- _Instructions to follow_:
Sort through the data and copy the lines holding the word "Complete".

- _Given data_:
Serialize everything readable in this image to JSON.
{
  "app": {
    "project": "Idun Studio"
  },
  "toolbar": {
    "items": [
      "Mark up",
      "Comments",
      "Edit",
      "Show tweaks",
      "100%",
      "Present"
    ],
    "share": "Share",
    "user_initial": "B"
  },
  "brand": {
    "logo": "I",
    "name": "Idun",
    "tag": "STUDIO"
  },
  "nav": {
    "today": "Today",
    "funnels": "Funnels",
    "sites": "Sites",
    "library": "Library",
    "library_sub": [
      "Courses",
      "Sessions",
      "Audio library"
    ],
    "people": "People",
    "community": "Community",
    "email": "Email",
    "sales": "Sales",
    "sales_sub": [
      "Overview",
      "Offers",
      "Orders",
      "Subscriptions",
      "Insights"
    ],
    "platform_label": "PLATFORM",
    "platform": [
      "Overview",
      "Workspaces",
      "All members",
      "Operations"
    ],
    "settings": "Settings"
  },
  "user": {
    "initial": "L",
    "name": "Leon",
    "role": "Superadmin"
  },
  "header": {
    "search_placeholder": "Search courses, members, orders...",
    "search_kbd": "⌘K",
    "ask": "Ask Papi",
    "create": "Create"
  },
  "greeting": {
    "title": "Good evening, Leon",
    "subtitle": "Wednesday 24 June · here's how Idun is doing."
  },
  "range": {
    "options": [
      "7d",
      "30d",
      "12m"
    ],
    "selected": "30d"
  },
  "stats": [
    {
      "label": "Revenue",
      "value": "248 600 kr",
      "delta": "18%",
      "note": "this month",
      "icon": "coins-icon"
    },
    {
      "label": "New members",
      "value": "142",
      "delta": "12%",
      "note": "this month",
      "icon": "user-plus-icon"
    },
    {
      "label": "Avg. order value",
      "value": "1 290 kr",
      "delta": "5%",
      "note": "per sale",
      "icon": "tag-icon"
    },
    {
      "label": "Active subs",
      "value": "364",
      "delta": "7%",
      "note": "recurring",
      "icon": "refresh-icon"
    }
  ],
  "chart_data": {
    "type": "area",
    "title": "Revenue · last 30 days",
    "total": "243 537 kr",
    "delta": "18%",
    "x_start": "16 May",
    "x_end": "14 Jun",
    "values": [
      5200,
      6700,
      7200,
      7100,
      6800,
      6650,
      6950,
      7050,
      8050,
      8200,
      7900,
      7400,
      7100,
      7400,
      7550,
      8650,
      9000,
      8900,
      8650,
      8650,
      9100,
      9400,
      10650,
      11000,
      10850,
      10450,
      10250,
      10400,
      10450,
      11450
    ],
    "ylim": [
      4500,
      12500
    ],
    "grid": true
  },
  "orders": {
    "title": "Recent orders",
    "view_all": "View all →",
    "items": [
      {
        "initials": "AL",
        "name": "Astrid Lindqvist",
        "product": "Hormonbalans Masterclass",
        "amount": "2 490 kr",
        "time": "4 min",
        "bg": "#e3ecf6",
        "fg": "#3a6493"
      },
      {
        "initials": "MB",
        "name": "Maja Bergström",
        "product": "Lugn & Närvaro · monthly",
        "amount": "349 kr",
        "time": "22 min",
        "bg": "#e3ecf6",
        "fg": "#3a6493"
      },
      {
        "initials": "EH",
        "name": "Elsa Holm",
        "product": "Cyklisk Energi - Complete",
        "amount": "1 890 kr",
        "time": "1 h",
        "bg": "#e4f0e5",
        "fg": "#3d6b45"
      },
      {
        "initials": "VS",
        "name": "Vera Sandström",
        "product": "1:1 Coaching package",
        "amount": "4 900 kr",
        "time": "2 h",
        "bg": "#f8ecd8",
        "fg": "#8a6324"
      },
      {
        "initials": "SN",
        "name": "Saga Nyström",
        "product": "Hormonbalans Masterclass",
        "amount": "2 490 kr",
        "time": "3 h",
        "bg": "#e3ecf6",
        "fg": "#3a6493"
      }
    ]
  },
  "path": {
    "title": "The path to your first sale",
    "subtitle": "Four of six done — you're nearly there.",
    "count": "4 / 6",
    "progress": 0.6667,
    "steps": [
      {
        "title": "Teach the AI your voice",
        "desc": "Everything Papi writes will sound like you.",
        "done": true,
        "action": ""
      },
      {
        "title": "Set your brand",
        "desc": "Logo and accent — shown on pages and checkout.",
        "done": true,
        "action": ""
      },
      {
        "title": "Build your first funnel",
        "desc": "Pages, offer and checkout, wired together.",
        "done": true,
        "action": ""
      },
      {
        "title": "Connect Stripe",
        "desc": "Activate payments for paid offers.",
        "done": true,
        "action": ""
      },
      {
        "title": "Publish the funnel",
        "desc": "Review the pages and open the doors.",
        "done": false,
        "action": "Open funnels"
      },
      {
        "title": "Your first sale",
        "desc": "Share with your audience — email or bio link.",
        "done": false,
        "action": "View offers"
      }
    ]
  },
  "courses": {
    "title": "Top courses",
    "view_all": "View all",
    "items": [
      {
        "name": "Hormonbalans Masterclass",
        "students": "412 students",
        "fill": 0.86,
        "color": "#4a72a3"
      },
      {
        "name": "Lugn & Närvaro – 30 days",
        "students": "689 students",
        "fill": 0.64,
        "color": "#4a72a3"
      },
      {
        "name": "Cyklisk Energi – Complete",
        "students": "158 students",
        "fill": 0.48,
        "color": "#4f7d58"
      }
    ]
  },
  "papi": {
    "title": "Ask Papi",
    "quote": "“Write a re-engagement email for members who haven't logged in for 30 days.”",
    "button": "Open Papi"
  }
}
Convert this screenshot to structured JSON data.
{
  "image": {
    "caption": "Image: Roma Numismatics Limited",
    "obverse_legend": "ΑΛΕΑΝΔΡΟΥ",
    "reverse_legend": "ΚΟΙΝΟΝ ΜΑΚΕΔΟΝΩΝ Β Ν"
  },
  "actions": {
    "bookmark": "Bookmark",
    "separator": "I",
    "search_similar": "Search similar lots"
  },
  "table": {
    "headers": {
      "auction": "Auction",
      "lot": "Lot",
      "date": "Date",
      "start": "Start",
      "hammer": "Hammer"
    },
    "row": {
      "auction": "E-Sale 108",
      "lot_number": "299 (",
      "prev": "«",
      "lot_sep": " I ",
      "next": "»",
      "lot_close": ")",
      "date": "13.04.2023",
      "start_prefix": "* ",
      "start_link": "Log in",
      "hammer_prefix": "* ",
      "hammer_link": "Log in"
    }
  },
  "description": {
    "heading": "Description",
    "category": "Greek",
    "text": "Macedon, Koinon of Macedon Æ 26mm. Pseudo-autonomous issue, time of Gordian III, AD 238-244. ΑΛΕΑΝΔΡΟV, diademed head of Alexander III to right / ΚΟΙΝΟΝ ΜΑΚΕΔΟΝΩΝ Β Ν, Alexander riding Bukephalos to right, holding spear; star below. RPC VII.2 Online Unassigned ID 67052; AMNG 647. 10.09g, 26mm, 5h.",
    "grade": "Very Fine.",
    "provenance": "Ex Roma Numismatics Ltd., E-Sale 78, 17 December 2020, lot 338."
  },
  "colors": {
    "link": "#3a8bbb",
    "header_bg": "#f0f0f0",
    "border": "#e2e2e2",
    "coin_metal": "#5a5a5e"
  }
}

- _Answer to this exercise_:
        "product": "Cyklisk Energi - Complete",
        "name": "Cyklisk Energi – Complete",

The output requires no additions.